• [Stored entries]
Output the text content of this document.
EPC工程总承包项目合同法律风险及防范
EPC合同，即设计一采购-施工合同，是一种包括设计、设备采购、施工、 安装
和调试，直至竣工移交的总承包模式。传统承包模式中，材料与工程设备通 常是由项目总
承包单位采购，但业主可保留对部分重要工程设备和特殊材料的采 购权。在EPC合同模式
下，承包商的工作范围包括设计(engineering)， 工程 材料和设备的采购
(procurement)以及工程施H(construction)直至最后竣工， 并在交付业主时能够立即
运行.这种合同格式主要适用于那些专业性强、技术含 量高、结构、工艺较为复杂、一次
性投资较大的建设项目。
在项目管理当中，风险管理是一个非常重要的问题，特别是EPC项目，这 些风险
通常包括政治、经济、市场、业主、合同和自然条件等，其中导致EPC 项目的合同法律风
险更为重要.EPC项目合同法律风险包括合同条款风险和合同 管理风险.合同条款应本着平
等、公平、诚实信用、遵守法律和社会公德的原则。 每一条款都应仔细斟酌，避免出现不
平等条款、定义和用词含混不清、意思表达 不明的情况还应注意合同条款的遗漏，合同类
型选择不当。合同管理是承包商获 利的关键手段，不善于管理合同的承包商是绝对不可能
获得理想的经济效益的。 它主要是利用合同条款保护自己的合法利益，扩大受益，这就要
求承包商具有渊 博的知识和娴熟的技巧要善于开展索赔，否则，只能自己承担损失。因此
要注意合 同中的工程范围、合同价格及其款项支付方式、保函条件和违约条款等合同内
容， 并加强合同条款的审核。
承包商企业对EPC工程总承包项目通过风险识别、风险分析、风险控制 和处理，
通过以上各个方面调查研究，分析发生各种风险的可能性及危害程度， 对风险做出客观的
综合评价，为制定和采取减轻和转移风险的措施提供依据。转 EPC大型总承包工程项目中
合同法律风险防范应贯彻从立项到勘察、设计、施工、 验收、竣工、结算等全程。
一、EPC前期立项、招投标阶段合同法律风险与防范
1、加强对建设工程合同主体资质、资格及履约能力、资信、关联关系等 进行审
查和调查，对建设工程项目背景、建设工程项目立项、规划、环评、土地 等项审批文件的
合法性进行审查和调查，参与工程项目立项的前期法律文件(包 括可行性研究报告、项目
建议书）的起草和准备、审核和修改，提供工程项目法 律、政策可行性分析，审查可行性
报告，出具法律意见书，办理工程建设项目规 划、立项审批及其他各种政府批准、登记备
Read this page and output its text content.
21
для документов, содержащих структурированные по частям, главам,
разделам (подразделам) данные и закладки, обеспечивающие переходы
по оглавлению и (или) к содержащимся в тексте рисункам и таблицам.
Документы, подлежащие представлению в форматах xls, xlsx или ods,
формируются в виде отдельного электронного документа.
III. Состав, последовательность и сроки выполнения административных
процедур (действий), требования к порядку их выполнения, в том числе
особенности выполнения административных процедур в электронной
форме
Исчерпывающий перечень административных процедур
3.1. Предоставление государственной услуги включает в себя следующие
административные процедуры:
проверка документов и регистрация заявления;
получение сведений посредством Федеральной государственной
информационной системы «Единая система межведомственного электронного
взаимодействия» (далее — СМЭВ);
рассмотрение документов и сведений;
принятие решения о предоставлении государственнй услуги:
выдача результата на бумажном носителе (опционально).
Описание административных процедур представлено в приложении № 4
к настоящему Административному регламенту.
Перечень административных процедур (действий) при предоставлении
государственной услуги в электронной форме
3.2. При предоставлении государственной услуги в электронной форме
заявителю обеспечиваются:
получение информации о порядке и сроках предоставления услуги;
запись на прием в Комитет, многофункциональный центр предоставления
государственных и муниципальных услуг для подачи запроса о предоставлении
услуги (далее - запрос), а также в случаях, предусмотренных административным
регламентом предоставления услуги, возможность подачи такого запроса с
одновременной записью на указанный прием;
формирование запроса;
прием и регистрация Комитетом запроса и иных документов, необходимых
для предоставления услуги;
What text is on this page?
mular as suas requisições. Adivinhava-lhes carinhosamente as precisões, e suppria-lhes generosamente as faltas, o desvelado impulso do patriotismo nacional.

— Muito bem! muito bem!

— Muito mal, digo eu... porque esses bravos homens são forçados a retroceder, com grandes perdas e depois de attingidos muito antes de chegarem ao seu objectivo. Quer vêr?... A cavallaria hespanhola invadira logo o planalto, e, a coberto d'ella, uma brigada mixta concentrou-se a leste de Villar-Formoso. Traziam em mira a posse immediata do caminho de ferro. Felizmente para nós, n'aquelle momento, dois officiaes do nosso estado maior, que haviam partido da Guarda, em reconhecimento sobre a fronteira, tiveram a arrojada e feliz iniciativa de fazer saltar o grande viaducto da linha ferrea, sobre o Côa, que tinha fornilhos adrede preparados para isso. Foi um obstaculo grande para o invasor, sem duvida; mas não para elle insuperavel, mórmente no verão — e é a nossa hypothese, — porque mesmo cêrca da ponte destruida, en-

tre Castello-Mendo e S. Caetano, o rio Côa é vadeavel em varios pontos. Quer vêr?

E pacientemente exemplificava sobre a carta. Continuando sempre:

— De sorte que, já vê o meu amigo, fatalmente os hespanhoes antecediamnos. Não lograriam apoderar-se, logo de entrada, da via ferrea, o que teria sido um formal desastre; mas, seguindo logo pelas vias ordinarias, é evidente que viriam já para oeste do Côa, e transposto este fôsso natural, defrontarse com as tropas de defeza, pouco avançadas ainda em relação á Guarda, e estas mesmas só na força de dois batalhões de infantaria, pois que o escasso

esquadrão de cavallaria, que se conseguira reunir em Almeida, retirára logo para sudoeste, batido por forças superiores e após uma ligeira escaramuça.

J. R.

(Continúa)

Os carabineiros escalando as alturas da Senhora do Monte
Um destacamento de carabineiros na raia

• [Your goal] Pull every line holding "форме" out of the records.

• [Task solution]
форме
государственной услуги в электронной форме
3.2. При предоставлении государственной услуги в электронной форме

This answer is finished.